EXERCISE » Scan the listing that follows and report how many lines contain "imagem". Write the number alone.

☆ ☆ ☆

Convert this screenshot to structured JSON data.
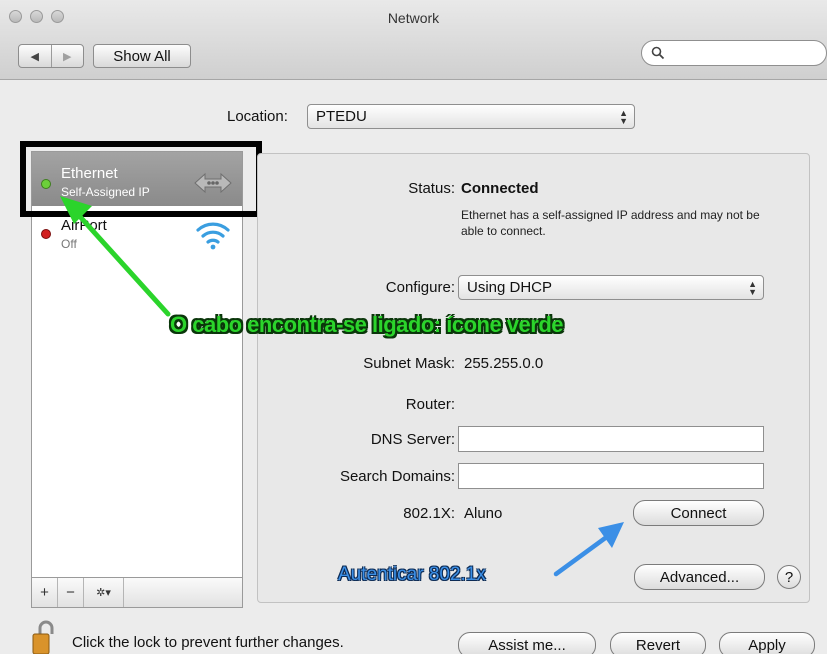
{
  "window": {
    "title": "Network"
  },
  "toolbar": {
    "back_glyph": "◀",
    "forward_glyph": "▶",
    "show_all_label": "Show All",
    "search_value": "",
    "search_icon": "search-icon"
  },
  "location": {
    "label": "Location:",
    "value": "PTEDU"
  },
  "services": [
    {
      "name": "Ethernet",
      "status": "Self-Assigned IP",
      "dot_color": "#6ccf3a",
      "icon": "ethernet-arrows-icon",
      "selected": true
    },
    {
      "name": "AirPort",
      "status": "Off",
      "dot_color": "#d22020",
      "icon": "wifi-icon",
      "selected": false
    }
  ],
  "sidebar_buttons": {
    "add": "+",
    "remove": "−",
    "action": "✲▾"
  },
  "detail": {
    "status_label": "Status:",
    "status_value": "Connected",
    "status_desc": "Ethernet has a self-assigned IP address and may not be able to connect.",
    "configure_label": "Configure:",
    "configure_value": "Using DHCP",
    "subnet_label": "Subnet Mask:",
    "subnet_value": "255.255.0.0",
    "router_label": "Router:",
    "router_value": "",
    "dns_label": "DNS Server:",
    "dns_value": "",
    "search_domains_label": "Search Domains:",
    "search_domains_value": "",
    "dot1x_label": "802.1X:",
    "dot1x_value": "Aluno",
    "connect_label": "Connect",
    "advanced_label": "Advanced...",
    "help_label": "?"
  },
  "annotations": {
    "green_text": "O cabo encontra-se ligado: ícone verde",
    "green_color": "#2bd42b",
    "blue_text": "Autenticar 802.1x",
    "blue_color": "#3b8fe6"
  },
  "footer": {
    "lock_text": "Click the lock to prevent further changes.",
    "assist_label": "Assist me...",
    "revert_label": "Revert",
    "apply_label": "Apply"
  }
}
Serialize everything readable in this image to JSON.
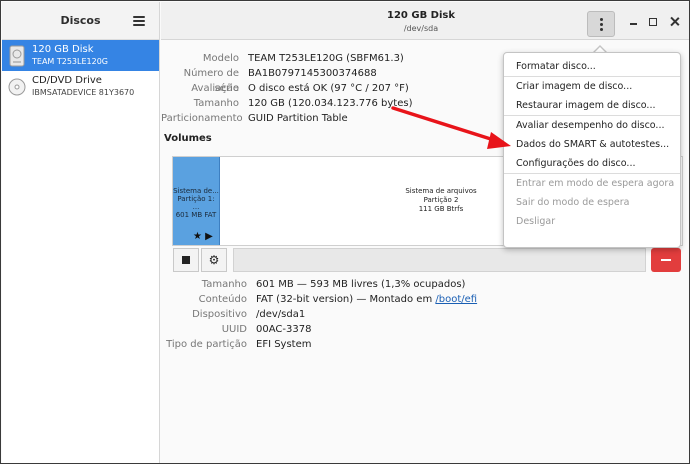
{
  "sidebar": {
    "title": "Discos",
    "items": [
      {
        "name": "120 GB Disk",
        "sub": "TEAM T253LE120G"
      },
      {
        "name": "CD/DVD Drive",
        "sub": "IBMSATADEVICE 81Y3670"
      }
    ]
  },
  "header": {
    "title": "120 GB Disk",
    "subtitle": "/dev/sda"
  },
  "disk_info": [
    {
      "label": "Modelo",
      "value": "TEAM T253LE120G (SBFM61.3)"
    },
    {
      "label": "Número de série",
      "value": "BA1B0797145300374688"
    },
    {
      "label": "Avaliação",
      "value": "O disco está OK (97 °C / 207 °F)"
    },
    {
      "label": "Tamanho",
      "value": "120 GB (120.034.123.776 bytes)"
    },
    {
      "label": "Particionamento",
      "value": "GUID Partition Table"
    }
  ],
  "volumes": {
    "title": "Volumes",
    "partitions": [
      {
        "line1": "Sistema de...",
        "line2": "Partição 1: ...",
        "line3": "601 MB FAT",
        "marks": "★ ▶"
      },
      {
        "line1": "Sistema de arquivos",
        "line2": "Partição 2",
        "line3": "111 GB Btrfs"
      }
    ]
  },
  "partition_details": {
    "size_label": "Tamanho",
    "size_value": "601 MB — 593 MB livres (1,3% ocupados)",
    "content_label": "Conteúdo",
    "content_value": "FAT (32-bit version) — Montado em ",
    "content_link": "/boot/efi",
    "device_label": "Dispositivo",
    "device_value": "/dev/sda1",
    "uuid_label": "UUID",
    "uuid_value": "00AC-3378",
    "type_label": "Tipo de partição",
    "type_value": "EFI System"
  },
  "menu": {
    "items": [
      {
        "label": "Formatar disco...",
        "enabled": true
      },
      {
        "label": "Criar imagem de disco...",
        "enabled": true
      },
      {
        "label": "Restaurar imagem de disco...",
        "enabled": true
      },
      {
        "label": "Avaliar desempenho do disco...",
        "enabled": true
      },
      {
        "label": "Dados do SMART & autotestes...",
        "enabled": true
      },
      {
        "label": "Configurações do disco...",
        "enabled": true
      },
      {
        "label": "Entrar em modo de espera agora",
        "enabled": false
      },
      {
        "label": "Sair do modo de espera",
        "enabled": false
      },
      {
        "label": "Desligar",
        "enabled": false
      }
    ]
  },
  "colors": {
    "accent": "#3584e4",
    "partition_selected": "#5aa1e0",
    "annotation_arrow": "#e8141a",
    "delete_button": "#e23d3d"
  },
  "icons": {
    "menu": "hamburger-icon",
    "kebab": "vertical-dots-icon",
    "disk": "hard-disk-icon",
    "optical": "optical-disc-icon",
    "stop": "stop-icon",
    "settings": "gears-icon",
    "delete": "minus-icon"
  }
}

☆ ☆ ☆

THE OUTPUT » 2